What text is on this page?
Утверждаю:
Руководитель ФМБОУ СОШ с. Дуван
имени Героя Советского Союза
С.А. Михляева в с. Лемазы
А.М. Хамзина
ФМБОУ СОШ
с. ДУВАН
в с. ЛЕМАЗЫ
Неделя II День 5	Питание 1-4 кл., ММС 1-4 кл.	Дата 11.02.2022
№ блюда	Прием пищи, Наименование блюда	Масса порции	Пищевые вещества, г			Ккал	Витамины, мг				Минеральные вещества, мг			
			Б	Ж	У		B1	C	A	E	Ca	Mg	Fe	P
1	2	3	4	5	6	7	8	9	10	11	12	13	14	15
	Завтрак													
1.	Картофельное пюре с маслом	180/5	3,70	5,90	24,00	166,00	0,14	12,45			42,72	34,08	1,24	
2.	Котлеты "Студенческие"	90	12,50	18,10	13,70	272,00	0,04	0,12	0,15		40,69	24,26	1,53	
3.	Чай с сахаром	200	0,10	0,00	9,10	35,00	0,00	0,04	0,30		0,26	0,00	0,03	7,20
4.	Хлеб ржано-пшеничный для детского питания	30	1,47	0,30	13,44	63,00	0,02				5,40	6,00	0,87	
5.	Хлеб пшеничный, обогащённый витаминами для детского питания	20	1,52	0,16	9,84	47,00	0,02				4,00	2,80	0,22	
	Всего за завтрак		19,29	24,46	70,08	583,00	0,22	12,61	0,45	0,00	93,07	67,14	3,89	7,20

= = = =

## Aim
Repeat the entries above exactly, leaving nothing out.

## Written answer
What text is on this page?
Утверждаю:
Руководитель ФМБОУ СОШ с. Дуван
имени Героя Советского Союза
С.А. Михляева в с. Лемазы
А.М. Хамзина
ФМБОУ СОШ
с. ДУВАН
в с. ЛЕМАЗЫ
Неделя II День 5	Питание 1-4 кл., ММС 1-4 кл.	Дата 11.02.2022
№ блюда	Прием пищи, Наименование блюда	Масса порции	Пищевые вещества, г			Ккал	Витамины, мг				Минеральные вещества, мг			
			Б	Ж	У		B1	C	A	E	Ca	Mg	Fe	P
1	2	3	4	5	6	7	8	9	10	11	12	13	14	15
	Завтрак													
1.	Картофельное пюре с маслом	180/5	3,70	5,90	24,00	166,00	0,14	12,45			42,72	34,08	1,24	
2.	Котлеты "Студенческие"	90	12,50	18,10	13,70	272,00	0,04	0,12	0,15		40,69	24,26	1,53	
3.	Чай с сахаром	200	0,10	0,00	9,10	35,00	0,00	0,04	0,30		0,26	0,00	0,03	7,20
4.	Хлеб ржано-пшеничный для детского питания	30	1,47	0,30	13,44	63,00	0,02				5,40	6,00	0,87	
5.	Хлеб пшеничный, обогащённый витаминами для детского питания	20	1,52	0,16	9,84	47,00	0,02				4,00	2,80	0,22	
	Всего за завтрак		19,29	24,46	70,08	583,00	0,22	12,61	0,45	0,00	93,07	67,14	3,89	7,20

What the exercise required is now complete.